**Prompt**. All entries below are to be set down again, identical to the source.

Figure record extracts
↓
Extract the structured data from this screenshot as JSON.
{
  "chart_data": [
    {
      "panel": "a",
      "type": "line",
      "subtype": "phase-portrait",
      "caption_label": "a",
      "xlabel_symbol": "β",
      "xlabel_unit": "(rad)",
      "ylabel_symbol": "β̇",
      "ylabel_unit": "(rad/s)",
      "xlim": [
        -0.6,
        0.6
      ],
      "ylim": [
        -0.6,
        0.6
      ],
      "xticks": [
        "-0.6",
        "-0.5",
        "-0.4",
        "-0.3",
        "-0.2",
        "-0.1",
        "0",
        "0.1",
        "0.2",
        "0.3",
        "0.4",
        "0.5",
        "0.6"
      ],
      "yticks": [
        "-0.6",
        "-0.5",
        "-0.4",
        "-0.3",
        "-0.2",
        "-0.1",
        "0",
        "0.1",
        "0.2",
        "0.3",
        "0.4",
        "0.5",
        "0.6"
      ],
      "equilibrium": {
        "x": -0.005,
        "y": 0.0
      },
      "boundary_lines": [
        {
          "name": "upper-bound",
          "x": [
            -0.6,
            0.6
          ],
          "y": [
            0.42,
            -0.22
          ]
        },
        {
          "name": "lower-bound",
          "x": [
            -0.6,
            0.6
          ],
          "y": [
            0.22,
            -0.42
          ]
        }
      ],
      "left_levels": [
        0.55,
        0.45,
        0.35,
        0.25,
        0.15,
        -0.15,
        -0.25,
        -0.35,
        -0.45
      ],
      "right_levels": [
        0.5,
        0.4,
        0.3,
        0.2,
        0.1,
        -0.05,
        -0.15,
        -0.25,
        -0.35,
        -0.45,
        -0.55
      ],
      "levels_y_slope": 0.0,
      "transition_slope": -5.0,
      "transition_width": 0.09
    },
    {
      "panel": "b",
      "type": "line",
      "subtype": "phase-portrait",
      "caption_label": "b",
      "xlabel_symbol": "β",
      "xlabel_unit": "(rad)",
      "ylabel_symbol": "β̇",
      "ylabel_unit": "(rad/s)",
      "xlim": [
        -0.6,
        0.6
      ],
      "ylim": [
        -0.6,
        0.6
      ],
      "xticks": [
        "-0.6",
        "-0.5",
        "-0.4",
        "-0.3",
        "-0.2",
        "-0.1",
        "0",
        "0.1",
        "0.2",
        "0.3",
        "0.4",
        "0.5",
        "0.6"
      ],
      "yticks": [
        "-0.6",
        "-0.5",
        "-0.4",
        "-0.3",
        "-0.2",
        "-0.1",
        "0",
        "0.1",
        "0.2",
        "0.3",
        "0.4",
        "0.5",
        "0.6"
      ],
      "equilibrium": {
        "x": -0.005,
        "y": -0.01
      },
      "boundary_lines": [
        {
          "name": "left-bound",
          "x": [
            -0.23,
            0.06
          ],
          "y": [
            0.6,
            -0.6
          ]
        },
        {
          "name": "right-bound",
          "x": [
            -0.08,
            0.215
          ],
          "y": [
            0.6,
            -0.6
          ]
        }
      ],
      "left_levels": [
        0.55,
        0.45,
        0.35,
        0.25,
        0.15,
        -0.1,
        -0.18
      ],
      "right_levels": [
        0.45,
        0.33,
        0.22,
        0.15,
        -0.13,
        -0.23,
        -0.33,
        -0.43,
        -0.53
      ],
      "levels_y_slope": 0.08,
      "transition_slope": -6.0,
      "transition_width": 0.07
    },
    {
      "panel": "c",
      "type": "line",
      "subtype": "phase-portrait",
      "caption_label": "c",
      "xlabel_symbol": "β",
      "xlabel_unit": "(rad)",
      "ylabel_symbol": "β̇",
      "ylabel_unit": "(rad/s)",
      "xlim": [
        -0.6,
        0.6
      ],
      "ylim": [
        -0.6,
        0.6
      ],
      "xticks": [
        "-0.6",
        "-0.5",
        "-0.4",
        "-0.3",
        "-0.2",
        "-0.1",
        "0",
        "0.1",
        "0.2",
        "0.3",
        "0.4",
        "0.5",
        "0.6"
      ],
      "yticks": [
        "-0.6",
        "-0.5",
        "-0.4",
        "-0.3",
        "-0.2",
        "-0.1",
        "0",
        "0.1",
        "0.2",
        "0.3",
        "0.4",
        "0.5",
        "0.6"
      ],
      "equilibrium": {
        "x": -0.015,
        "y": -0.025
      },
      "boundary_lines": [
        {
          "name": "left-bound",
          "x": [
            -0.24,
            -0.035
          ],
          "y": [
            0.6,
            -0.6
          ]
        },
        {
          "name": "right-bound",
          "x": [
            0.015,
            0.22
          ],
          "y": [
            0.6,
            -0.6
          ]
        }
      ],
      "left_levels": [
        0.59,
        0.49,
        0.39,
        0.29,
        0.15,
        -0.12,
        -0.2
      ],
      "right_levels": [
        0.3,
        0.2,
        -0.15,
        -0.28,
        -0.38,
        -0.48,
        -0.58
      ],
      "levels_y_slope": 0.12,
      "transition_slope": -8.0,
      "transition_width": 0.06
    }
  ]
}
↑
**Exercise response**.
Extract the structured data from this screenshot as JSON.
{
  "chart_data": [
    {
      "panel": "a",
      "type": "line",
      "subtype": "phase-portrait",
      "caption_label": "a",
      "xlabel_symbol": "β",
      "xlabel_unit": "(rad)",
      "ylabel_symbol": "β̇",
      "ylabel_unit": "(rad/s)",
      "xlim": [
        -0.6,
        0.6
      ],
      "ylim": [
        -0.6,
        0.6
      ],
      "xticks": [
        "-0.6",
        "-0.5",
        "-0.4",
        "-0.3",
        "-0.2",
        "-0.1",
        "0",
        "0.1",
        "0.2",
        "0.3",
        "0.4",
        "0.5",
        "0.6"
      ],
      "yticks": [
        "-0.6",
        "-0.5",
        "-0.4",
        "-0.3",
        "-0.2",
        "-0.1",
        "0",
        "0.1",
        "0.2",
        "0.3",
        "0.4",
        "0.5",
        "0.6"
      ],
      "equilibrium": {
        "x": -0.005,
        "y": 0.0
      },
      "boundary_lines": [
        {
          "name": "upper-bound",
          "x": [
            -0.6,
            0.6
          ],
          "y": [
            0.42,
            -0.22
          ]
        },
        {
          "name": "lower-bound",
          "x": [
            -0.6,
            0.6
          ],
          "y": [
            0.22,
            -0.42
          ]
        }
      ],
      "left_levels": [
        0.55,
        0.45,
        0.35,
        0.25,
        0.15,
        -0.15,
        -0.25,
        -0.35,
        -0.45
      ],
      "right_levels": [
        0.5,
        0.4,
        0.3,
        0.2,
        0.1,
        -0.05,
        -0.15,
        -0.25,
        -0.35,
        -0.45,
        -0.55
      ],
      "levels_y_slope": 0.0,
      "transition_slope": -5.0,
      "transition_width": 0.09
    },
    {
      "panel": "b",
      "type": "line",
      "subtype": "phase-portrait",
      "caption_label": "b",
      "xlabel_symbol": "β",
      "xlabel_unit": "(rad)",
      "ylabel_symbol": "β̇",
      "ylabel_unit": "(rad/s)",
      "xlim": [
        -0.6,
        0.6
      ],
      "ylim": [
        -0.6,
        0.6
      ],
      "xticks": [
        "-0.6",
        "-0.5",
        "-0.4",
        "-0.3",
        "-0.2",
        "-0.1",
        "0",
        "0.1",
        "0.2",
        "0.3",
        "0.4",
        "0.5",
        "0.6"
      ],
      "yticks": [
        "-0.6",
        "-0.5",
        "-0.4",
        "-0.3",
        "-0.2",
        "-0.1",
        "0",
        "0.1",
        "0.2",
        "0.3",
        "0.4",
        "0.5",
        "0.6"
      ],
      "equilibrium": {
        "x": -0.005,
        "y": -0.01
      },
      "boundary_lines": [
        {
          "name": "left-bound",
          "x": [
            -0.23,
            0.06
          ],
          "y": [
            0.6,
            -0.6
          ]
        },
        {
          "name": "right-bound",
          "x": [
            -0.08,
            0.215
          ],
          "y": [
            0.6,
            -0.6
          ]
        }
      ],
      "left_levels": [
        0.55,
        0.45,
        0.35,
        0.25,
        0.15,
        -0.1,
        -0.18
      ],
      "right_levels": [
        0.45,
        0.33,
        0.22,
        0.15,
        -0.13,
        -0.23,
        -0.33,
        -0.43,
        -0.53
      ],
      "levels_y_slope": 0.08,
      "transition_slope": -6.0,
      "transition_width": 0.07
    },
    {
      "panel": "c",
      "type": "line",
      "subtype": "phase-portrait",
      "caption_label": "c",
      "xlabel_symbol": "β",
      "xlabel_unit": "(rad)",
      "ylabel_symbol": "β̇",
      "ylabel_unit": "(rad/s)",
      "xlim": [
        -0.6,
        0.6
      ],
      "ylim": [
        -0.6,
        0.6
      ],
      "xticks": [
        "-0.6",
        "-0.5",
        "-0.4",
        "-0.3",
        "-0.2",
        "-0.1",
        "0",
        "0.1",
        "0.2",
        "0.3",
        "0.4",
        "0.5",
        "0.6"
      ],
      "yticks": [
        "-0.6",
        "-0.5",
        "-0.4",
        "-0.3",
        "-0.2",
        "-0.1",
        "0",
        "0.1",
        "0.2",
        "0.3",
        "0.4",
        "0.5",
        "0.6"
      ],
      "equilibrium": {
        "x": -0.015,
        "y": -0.025
      },
      "boundary_lines": [
        {
          "name": "left-bound",
          "x": [
            -0.24,
            -0.035
          ],
          "y": [
            0.6,
            -0.6
          ]
        },
        {
          "name": "right-bound",
          "x": [
            0.015,
            0.22
          ],
          "y": [
            0.6,
            -0.6
          ]
        }
      ],
      "left_levels": [
        0.59,
        0.49,
        0.39,
        0.29,
        0.15,
        -0.12,
        -0.2
      ],
      "right_levels": [
        0.3,
        0.2,
        -0.15,
        -0.28,
        -0.38,
        -0.48,
        -0.58
      ],
      "levels_y_slope": 0.12,
      "transition_slope": -8.0,
      "transition_width": 0.06
    }
  ]
}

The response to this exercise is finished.